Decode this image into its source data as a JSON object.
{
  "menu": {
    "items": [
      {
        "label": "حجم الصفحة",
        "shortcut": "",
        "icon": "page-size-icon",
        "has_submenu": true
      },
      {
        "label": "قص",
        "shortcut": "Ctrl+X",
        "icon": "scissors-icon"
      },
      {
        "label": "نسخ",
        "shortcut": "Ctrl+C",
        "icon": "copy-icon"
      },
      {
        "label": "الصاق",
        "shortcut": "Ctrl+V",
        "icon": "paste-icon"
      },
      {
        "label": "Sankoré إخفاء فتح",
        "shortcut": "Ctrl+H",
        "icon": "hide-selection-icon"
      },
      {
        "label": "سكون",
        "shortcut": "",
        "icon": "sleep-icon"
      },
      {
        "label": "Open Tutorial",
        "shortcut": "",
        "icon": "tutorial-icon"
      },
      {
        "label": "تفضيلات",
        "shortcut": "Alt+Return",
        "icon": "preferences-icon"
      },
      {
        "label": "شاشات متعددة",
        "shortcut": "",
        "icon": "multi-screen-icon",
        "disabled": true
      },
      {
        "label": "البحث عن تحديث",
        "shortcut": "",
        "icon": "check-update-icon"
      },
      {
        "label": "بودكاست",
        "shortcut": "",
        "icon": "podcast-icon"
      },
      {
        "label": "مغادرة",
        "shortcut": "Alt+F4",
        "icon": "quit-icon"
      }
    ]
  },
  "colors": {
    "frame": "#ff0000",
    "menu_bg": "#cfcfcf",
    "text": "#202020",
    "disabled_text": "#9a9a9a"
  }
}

---

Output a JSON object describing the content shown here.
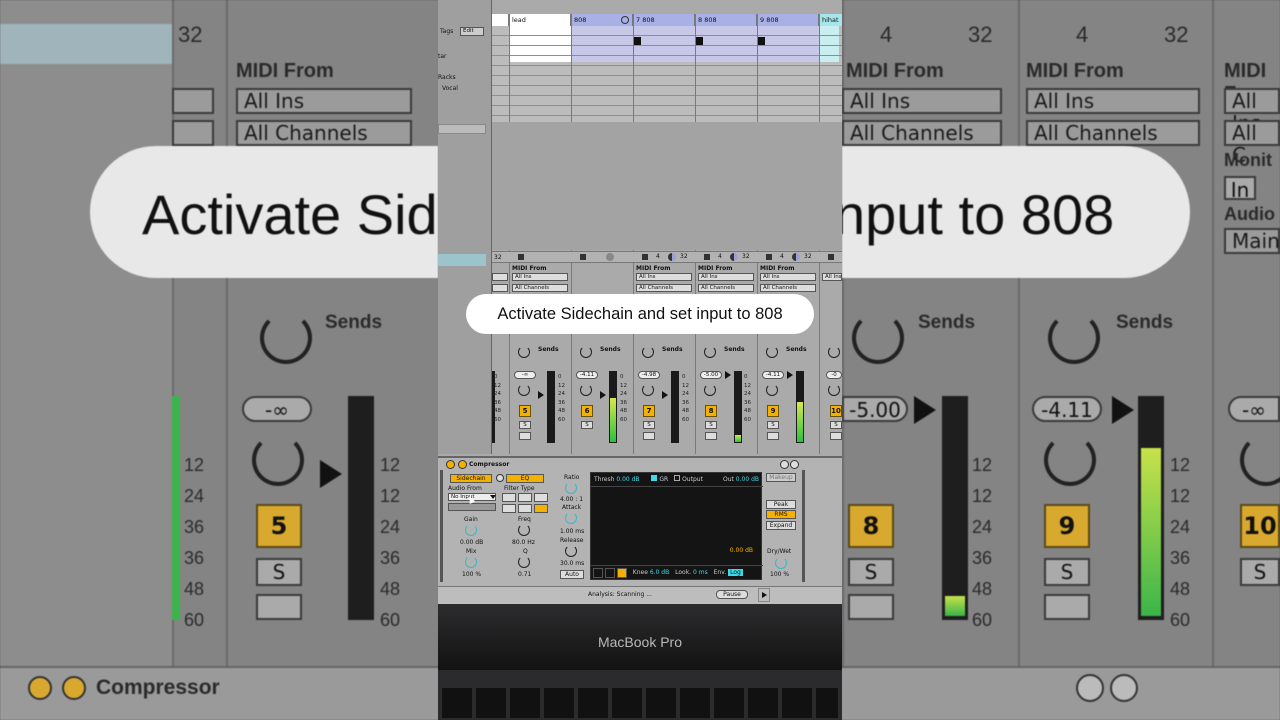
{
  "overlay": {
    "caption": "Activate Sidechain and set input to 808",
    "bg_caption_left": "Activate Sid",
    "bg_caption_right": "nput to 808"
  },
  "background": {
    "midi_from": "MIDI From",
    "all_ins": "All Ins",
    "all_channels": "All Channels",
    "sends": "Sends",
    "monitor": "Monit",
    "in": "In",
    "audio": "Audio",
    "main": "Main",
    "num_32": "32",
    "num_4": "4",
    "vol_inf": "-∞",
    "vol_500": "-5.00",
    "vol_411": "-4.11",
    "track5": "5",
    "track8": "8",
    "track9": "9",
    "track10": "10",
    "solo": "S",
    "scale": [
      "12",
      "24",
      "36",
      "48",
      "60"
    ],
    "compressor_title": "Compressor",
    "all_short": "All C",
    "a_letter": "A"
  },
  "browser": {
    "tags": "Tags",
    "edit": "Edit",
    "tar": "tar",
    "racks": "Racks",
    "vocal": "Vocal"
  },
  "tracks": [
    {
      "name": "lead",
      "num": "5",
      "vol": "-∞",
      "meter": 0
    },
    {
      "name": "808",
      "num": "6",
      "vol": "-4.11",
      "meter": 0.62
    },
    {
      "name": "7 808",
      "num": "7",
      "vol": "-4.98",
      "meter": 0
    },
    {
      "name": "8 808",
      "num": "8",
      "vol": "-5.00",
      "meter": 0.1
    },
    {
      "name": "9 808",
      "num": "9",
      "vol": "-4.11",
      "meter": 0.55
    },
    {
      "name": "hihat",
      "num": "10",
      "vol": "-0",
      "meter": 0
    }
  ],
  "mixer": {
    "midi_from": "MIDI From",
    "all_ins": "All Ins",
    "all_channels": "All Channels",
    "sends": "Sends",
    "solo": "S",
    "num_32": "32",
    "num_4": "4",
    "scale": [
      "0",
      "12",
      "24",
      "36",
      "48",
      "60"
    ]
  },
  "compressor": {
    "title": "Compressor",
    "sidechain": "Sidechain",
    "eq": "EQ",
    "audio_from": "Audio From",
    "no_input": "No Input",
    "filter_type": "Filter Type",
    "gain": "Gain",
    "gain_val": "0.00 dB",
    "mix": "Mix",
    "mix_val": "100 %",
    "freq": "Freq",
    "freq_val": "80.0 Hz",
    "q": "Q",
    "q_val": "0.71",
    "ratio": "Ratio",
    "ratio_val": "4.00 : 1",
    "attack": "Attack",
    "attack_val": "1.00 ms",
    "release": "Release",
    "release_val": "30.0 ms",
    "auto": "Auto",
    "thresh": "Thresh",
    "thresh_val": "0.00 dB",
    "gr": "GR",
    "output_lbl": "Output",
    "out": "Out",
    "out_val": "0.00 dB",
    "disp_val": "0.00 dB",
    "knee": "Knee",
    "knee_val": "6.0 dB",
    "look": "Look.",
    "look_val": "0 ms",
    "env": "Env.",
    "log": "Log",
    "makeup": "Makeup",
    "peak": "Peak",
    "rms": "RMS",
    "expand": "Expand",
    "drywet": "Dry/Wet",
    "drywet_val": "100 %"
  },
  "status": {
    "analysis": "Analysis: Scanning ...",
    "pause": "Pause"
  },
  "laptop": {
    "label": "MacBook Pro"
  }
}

EXERCISE TASK »
From the listing above, collect every line that mentions the word "Sidechain".

SOLUTION TO THIS PROBLEM »
    "caption": "Activate Sidechain and set input to 808",
    "sidechain": "Sidechain",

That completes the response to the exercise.